# [Exercise prompt]
Print the entries below in their entirety, exactly as they are written.

** start of Provided entries **

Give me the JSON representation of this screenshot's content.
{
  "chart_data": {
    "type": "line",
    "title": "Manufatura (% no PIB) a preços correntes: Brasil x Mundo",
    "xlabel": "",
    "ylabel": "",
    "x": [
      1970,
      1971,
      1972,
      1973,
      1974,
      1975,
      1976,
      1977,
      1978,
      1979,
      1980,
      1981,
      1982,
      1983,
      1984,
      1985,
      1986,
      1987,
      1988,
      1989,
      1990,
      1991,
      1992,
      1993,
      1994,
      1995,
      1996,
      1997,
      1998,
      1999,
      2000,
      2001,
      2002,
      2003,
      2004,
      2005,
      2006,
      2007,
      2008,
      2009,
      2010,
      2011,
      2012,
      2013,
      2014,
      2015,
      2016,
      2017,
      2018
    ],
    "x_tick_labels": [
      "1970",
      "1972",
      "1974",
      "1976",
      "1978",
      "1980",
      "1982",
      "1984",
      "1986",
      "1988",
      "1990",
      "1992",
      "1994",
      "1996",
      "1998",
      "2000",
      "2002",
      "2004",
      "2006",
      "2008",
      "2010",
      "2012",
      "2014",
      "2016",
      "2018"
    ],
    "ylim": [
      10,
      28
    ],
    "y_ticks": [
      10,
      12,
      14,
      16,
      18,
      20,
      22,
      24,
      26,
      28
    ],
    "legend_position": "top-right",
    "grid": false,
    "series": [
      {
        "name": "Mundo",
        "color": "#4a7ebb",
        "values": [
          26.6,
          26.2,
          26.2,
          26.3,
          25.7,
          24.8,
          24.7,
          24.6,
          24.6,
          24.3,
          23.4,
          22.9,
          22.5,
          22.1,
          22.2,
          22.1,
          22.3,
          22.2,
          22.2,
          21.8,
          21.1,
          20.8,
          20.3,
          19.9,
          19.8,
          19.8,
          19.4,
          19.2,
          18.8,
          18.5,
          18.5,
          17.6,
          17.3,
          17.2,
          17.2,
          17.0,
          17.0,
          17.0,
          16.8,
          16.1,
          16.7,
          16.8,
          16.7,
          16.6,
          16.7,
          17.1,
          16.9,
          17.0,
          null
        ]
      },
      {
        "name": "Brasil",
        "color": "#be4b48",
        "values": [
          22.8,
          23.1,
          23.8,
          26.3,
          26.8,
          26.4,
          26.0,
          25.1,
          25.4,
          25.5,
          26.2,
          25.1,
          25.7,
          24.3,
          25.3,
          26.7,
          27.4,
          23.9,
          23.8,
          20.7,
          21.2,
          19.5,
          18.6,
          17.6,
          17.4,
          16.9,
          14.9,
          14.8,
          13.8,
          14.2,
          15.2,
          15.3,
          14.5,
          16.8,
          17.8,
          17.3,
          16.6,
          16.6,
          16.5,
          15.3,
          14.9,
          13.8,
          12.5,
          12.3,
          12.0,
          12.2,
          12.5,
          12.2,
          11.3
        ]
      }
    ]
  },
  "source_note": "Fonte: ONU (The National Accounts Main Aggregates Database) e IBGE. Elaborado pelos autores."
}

** end of Provided entries **

# [Right answer]
Give me the JSON representation of this screenshot's content.
{
  "chart_data": {
    "type": "line",
    "title": "Manufatura (% no PIB) a preços correntes: Brasil x Mundo",
    "xlabel": "",
    "ylabel": "",
    "x": [
      1970,
      1971,
      1972,
      1973,
      1974,
      1975,
      1976,
      1977,
      1978,
      1979,
      1980,
      1981,
      1982,
      1983,
      1984,
      1985,
      1986,
      1987,
      1988,
      1989,
      1990,
      1991,
      1992,
      1993,
      1994,
      1995,
      1996,
      1997,
      1998,
      1999,
      2000,
      2001,
      2002,
      2003,
      2004,
      2005,
      2006,
      2007,
      2008,
      2009,
      2010,
      2011,
      2012,
      2013,
      2014,
      2015,
      2016,
      2017,
      2018
    ],
    "x_tick_labels": [
      "1970",
      "1972",
      "1974",
      "1976",
      "1978",
      "1980",
      "1982",
      "1984",
      "1986",
      "1988",
      "1990",
      "1992",
      "1994",
      "1996",
      "1998",
      "2000",
      "2002",
      "2004",
      "2006",
      "2008",
      "2010",
      "2012",
      "2014",
      "2016",
      "2018"
    ],
    "ylim": [
      10,
      28
    ],
    "y_ticks": [
      10,
      12,
      14,
      16,
      18,
      20,
      22,
      24,
      26,
      28
    ],
    "legend_position": "top-right",
    "grid": false,
    "series": [
      {
        "name": "Mundo",
        "color": "#4a7ebb",
        "values": [
          26.6,
          26.2,
          26.2,
          26.3,
          25.7,
          24.8,
          24.7,
          24.6,
          24.6,
          24.3,
          23.4,
          22.9,
          22.5,
          22.1,
          22.2,
          22.1,
          22.3,
          22.2,
          22.2,
          21.8,
          21.1,
          20.8,
          20.3,
          19.9,
          19.8,
          19.8,
          19.4,
          19.2,
          18.8,
          18.5,
          18.5,
          17.6,
          17.3,
          17.2,
          17.2,
          17.0,
          17.0,
          17.0,
          16.8,
          16.1,
          16.7,
          16.8,
          16.7,
          16.6,
          16.7,
          17.1,
          16.9,
          17.0,
          null
        ]
      },
      {
        "name": "Brasil",
        "color": "#be4b48",
        "values": [
          22.8,
          23.1,
          23.8,
          26.3,
          26.8,
          26.4,
          26.0,
          25.1,
          25.4,
          25.5,
          26.2,
          25.1,
          25.7,
          24.3,
          25.3,
          26.7,
          27.4,
          23.9,
          23.8,
          20.7,
          21.2,
          19.5,
          18.6,
          17.6,
          17.4,
          16.9,
          14.9,
          14.8,
          13.8,
          14.2,
          15.2,
          15.3,
          14.5,
          16.8,
          17.8,
          17.3,
          16.6,
          16.6,
          16.5,
          15.3,
          14.9,
          13.8,
          12.5,
          12.3,
          12.0,
          12.2,
          12.5,
          12.2,
          11.3
        ]
      }
    ]
  },
  "source_note": "Fonte: ONU (The National Accounts Main Aggregates Database) e IBGE. Elaborado pelos autores."
}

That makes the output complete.